WORK INSTRUCTION
Write a continuation of the passage about Chris Hoy and the Olympic keirin, starting after its final sentence.

SELECTED EXTRACT
####################

4 Hoy to stick two fingers up to the UCI in Beijing: Cyclist Chris Hoy has spent his life specialising in the kilo, absolutely dominating the event since he won gold at the last Olympics. Perhaps that is why the sport's governing body, the UCI, decided to can the event for Beijing. Instead, they have replaced it with the keirin, a weird and wonderful event where a motorbike – no, seriously – joins the riders, leading them around the track at breakneck speed before peeling off to signal the start of a terrifying eyes-out sprint for the line. Hoy had no experience in the keirin and no love of a format so radically different from the kilo that it was widely assumed he would have no chance of adapting in time for Beijing. But the blokes in blazers made a miscalculation; Hoy wasn't to be beaten. Since Athens he has dedicated himself to mastering the format, and has proved as unbeatable at it as he once was at the kilo, winning every single race and becoming world champion. How sweet it would be to see Hoy power off the final bend as that trials bike peels away, burning off the opposition and adding the keirin gold to his collection of Olympic medals. Oh, and sticking two fingers up at the UCI in the process.

####################

PROVIDED INFORMATION
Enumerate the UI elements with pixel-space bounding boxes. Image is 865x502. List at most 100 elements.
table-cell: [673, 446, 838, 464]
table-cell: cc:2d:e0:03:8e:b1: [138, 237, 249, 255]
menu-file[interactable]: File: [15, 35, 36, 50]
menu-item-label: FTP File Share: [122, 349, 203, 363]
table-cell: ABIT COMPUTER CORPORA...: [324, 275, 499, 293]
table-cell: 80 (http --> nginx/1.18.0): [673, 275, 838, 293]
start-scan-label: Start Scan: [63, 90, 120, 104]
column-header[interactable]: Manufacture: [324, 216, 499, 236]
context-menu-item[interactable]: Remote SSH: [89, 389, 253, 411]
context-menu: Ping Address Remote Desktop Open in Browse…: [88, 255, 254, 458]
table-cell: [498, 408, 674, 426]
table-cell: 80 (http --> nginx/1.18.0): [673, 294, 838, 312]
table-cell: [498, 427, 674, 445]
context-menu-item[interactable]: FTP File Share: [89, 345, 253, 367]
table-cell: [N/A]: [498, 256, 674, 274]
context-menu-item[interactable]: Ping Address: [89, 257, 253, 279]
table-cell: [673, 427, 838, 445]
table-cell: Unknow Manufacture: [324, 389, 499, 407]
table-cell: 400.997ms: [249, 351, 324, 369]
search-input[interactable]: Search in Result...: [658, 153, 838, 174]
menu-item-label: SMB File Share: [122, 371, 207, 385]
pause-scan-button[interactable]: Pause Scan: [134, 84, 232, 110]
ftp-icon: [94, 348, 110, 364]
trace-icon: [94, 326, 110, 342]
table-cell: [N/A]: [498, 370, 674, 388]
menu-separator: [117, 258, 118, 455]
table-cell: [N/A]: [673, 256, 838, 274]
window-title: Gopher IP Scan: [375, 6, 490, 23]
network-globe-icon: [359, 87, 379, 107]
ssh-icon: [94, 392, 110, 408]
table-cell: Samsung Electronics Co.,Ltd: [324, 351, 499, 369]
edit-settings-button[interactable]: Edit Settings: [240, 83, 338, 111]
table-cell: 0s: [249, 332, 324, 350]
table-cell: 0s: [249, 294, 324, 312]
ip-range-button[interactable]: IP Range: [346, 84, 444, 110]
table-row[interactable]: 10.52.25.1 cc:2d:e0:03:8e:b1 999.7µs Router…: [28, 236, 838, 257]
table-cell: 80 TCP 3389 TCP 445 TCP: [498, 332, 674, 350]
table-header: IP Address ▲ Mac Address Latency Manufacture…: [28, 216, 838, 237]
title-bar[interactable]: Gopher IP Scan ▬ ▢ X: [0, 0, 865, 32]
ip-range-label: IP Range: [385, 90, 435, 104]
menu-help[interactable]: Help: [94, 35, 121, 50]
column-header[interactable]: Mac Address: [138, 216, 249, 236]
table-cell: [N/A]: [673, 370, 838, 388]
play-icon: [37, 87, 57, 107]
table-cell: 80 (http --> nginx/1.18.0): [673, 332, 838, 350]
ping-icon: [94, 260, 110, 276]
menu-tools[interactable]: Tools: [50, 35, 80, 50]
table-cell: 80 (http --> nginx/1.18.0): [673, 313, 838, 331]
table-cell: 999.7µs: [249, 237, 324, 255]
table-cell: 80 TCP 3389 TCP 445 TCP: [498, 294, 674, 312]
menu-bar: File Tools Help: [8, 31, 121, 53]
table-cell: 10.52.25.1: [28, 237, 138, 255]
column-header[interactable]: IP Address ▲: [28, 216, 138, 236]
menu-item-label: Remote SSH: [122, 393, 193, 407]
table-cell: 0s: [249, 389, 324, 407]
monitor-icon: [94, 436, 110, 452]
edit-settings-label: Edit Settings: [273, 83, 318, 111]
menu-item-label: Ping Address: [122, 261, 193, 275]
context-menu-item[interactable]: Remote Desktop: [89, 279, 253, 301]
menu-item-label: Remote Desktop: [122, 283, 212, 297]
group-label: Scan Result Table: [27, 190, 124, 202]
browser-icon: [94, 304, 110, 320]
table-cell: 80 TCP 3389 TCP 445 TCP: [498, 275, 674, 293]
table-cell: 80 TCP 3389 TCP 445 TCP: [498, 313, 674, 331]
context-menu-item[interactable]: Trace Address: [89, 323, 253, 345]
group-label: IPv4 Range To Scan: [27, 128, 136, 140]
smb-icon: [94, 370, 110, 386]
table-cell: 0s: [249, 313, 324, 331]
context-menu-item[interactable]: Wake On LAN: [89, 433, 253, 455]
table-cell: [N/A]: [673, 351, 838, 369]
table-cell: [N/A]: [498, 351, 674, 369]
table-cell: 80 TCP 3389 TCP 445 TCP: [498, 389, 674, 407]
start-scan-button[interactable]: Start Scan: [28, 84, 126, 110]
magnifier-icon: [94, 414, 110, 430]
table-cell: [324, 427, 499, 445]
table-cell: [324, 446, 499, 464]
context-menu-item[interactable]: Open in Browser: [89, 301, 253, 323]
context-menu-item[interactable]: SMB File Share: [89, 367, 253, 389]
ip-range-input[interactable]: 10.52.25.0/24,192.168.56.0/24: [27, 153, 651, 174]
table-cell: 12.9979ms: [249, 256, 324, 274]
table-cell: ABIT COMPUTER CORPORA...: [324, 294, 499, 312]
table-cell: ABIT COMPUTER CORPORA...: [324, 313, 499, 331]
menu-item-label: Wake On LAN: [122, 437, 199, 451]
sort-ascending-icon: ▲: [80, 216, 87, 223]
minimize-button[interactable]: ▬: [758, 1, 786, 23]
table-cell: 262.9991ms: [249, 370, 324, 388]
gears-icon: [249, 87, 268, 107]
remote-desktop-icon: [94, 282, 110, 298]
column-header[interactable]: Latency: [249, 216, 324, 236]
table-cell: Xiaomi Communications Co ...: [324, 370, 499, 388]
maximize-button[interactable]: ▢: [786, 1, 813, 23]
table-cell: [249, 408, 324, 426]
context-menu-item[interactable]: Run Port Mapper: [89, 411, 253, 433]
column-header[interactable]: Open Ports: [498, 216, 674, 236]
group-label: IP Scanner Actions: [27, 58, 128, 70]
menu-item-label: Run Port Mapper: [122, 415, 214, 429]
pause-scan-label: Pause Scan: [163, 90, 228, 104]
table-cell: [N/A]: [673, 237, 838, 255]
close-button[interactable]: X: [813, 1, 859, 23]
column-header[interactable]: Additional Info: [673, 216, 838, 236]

####################

RESULT OF THIS TASK
5 Mosley to go: Max Mosley, the failed racing driver and 67-year-old head of Formula One's governing body, the FIA, should be handed a golden watch and ushered into the gloaming after expressing this sneeringly dismissive view of Sir Jackie Stewart, a racing legend and the man who put together a highly competitive F1 team within the last decade. "Dear old Jackie, he knows nothing about sports governance," whined Mosley. "Because he never stops talking, he doesn't know much about anything, actually. He just talks. So when people like that say it (that I should resign], you think, 'I just can't'. It's very childish, I suppose." At least he got the last bit right. And if that's not enough, then try the equally sneering views of the patrician toff (he inherited his wealth from his late parents, Sir Oswald and Lady Diana Mosley) on Ron Dennis, the man who has built a fortune of 90m after starting his F1 career as a junior mechanic in the old Cooper grand prix team 40 years ago. "I despise his (Ron Dennis's] attitude to Formula One, when he says that he's passionate about Formula One. That's not true. He's passionate about McLaren finishing first and second in every race, but it's not the same thing as being passionate about Formula One and it's foolish to pretend that it is."
6 And finally: Other things that I hope include Nick De Luca, the most exciting runner to have emerged from Scottish rugby for years, being given a start in the Six Nations; Queen of the South to overcome their early-season slump and slaughter Dunfermline on the last day of the season to overhaul Hamilton on goal difference and win promotion to the SPL; and for drugs cheats like Marion Jones and Floyd Landis to serve jail time for fraud, but for David Millar to be allowed to cycle in the Tour De France because it's Christmas and redemption is divine.